**DOCUMENT EXTRACT:**
# # # # # # #

Skip to content

endless-creativity/elephant-php

Repository files navigation

elephant-php

elephant-php

CI Latest Stable Version License PHP Version

Convert .docx files to Markdown or semantic HTML, in pure PHP. No external binaries (LibreOffice, Pandoc), no heavyweight library (PHPWord), no shell-out — just the standard PHP extensions. elephant-php reads the structure of a document — headings, lists, tables, footnotes, images — instead of trying to reproduce Word's visual formatting.

It is a PHP port of mammoth.js and adopts its core philosophy and style-mapping DSL.

Features

  • Pure PHP, no LibreOffice / Pandoc / shell-out — only the standard dom, libxml, mbstring, xmlreader, zip extensions.
  • HTML and Markdown output from the same intermediate model.
  • Headings (h1–h6), paragraphs, runs with bold / italic / strike / superscript / subscript, hyperlinks, nested lists (mixed ul/ol), tables (colspan + rowspan from gridSpan and vMerge), images (embedded as data URIs by default, customisable handler), footnotes and endnotes (with backlinks), comments, content controls (w:sdt), symbol fonts (Wingdings / Webdings / Symbol via dingbat-to-unicode), legacy hyperlink complex fields (w:fldChar), checkbox form fields (SDT wordml:checkbox and FORMCHECKBOX) rendered as <input type="checkbox"> in HTML and [x] / [ ] in Markdown.
  • Mammoth-compatible style-mapping DSL: p[style-name='Heading 1'] => h1:fresh, b => strong, r.Code => code, comment-reference => sup, highlight[color='yellow'] => mark, br[type='page'] => hr, table.Grid => table.fancy, => ! for ignore. Supports :fresh, :separator('text') and backslash escape sequences (\n, \r, \t, \\, \') inside string literals.
  • Converter options: idPrefix (namespace HTML ids), ignoreEmptyParagraphs, prettyPrint (indented HTML), ignoreHiddenText (drop w:vanish "Hidden" runs, on by default), transformDocument (callback to rewrite the parsed tree before rendering), plus Transforms helpers (paragraph, run, elementsOfType, elements, getDescendants, getDescendantsOfType) for walking and rebuilding the document tree.
  • extractRawText for plain-text indexing pipelines.
  • embedStyleMap / readEmbeddedStyleMap for mammoth-compatible in-document style maps.
  • CLI bin/elephant-php for .docx → HTML/Markdown from the terminal.

# # # # # # #

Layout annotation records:
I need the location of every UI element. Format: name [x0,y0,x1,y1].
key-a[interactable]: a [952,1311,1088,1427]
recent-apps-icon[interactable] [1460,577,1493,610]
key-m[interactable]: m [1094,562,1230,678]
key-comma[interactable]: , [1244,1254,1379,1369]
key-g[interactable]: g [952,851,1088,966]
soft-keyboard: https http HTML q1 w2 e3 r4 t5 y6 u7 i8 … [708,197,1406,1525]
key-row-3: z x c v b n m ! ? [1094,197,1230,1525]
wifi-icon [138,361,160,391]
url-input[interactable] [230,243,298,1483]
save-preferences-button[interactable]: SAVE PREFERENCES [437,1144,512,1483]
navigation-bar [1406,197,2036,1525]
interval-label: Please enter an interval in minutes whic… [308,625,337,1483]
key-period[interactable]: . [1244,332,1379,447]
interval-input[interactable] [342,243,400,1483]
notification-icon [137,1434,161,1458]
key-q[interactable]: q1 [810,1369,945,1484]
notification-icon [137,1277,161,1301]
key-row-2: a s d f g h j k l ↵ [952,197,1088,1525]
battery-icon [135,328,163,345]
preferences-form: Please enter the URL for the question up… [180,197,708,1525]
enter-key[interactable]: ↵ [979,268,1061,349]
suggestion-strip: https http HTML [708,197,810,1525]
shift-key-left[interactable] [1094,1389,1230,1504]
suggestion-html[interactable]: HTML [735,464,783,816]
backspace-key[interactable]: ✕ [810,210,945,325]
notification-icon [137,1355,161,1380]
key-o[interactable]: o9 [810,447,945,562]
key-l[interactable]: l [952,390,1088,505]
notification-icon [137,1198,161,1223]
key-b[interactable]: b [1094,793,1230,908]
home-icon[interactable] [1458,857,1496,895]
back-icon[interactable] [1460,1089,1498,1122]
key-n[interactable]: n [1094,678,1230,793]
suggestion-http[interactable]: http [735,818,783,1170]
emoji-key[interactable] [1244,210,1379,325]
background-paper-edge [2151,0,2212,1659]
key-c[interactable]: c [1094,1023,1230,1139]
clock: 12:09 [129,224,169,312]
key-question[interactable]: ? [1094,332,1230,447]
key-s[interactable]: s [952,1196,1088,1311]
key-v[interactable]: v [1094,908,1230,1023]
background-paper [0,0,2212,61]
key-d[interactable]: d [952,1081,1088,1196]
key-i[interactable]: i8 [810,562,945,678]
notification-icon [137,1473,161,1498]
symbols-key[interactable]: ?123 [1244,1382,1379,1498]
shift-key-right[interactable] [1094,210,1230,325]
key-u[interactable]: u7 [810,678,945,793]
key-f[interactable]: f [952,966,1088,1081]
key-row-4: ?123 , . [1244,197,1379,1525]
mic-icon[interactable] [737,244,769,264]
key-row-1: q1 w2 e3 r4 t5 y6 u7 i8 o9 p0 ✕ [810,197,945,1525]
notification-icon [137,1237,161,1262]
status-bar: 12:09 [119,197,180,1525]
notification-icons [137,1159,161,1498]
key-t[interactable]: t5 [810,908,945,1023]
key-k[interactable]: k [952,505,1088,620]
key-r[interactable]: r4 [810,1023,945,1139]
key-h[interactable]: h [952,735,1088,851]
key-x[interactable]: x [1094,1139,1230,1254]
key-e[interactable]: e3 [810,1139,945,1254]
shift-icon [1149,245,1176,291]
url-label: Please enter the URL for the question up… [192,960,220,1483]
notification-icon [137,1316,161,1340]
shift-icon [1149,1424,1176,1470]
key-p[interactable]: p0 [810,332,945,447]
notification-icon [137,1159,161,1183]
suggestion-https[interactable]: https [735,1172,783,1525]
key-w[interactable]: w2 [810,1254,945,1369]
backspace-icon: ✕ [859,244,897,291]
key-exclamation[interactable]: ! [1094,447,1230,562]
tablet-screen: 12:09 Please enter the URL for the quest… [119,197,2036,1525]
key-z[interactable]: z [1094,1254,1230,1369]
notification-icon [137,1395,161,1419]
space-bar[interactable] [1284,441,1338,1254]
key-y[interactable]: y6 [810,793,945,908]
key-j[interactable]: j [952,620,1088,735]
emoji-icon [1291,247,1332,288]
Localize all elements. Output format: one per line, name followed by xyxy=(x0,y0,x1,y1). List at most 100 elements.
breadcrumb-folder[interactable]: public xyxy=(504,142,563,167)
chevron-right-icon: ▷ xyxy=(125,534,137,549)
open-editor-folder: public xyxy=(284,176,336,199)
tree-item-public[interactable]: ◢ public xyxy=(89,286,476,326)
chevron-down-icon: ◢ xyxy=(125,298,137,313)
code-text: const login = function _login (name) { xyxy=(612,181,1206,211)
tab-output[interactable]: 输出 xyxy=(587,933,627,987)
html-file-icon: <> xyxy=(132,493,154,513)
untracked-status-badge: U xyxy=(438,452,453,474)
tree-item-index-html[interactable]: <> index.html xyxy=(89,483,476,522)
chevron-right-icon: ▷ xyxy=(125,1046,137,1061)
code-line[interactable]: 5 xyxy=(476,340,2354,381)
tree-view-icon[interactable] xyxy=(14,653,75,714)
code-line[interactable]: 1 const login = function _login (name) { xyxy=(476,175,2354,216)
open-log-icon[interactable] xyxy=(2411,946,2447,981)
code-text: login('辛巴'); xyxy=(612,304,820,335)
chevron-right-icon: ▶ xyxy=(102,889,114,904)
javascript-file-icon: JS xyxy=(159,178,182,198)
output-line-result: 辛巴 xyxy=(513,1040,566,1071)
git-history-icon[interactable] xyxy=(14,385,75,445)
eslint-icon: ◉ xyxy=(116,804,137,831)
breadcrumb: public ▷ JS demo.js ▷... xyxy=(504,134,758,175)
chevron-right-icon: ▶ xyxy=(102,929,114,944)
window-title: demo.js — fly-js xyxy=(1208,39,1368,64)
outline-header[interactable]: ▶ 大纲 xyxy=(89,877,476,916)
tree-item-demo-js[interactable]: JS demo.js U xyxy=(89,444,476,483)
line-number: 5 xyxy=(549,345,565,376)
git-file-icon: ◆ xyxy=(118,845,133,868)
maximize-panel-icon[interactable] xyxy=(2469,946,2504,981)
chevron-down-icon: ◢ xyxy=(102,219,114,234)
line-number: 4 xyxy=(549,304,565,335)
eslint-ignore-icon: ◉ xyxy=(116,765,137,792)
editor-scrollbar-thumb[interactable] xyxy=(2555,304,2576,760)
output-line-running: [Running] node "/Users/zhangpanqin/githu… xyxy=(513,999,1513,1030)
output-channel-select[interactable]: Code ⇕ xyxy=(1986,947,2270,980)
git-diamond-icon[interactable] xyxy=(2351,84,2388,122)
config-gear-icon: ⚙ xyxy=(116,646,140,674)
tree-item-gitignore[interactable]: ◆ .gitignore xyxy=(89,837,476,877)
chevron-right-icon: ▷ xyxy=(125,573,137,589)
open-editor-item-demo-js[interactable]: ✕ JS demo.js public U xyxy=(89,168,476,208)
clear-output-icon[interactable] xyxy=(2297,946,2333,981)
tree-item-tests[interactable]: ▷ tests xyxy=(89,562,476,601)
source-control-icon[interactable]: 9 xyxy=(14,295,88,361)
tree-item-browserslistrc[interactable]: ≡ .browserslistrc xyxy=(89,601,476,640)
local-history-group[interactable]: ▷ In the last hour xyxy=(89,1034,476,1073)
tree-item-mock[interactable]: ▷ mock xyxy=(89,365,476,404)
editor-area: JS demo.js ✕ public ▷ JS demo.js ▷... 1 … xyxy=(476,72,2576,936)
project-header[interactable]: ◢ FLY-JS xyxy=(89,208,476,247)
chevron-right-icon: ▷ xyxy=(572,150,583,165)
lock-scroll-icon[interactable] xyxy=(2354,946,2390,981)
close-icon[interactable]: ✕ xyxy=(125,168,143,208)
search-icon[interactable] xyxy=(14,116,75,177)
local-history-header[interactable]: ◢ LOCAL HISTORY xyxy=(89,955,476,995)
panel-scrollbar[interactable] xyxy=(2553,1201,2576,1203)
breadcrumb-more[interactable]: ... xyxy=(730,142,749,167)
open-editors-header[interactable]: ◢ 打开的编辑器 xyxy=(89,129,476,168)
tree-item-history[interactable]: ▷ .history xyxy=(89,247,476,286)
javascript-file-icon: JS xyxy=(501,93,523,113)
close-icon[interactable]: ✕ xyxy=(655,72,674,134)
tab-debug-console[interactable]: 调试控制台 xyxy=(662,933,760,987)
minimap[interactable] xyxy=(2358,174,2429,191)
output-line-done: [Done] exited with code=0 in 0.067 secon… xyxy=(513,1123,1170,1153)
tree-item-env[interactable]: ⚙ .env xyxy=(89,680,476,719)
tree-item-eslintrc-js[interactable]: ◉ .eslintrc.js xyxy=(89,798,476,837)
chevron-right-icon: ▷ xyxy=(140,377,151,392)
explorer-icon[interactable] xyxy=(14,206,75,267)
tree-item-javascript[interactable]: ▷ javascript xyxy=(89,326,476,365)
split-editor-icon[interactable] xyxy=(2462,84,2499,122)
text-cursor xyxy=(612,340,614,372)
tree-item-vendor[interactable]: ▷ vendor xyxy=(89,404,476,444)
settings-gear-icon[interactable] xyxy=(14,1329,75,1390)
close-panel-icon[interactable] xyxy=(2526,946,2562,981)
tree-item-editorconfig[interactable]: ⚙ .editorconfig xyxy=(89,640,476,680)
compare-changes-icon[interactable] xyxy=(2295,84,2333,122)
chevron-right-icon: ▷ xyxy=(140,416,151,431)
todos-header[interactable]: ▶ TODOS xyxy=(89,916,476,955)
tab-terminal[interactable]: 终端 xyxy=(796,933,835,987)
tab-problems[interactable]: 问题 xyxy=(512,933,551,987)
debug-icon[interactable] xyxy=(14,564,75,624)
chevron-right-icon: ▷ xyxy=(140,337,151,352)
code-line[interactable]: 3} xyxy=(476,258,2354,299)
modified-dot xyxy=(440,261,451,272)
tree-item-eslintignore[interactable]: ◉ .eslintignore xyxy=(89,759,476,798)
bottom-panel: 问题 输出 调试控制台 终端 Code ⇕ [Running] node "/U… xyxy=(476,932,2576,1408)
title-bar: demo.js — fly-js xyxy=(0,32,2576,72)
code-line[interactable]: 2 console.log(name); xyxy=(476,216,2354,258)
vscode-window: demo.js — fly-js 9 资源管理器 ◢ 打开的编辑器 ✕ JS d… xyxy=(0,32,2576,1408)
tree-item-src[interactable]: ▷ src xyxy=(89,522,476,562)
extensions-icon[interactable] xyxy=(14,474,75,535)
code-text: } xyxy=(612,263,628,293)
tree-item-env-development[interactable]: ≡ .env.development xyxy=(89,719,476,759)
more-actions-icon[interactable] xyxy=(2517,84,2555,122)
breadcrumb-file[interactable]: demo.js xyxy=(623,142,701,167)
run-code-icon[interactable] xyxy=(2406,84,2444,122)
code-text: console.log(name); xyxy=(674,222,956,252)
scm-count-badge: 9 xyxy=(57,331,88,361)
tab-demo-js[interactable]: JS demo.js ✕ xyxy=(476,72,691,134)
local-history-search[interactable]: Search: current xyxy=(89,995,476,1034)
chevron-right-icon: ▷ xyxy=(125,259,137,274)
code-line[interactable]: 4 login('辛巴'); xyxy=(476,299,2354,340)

# # # # # # #

**SHORT TASK:**
Retype the elephant-php repository page between "It is a PHP" and "same intermediate model.", inclusive, without changing a word.

**THE RESULT:**
It is a PHP port of mammoth.js and adopts its core philosophy and style-mapping DSL.

Features

  • Pure PHP, no LibreOffice / Pandoc / shell-out — only the standard dom, libxml, mbstring, xmlreader, zip extensions.
  • HTML and Markdown output from the same intermediate model.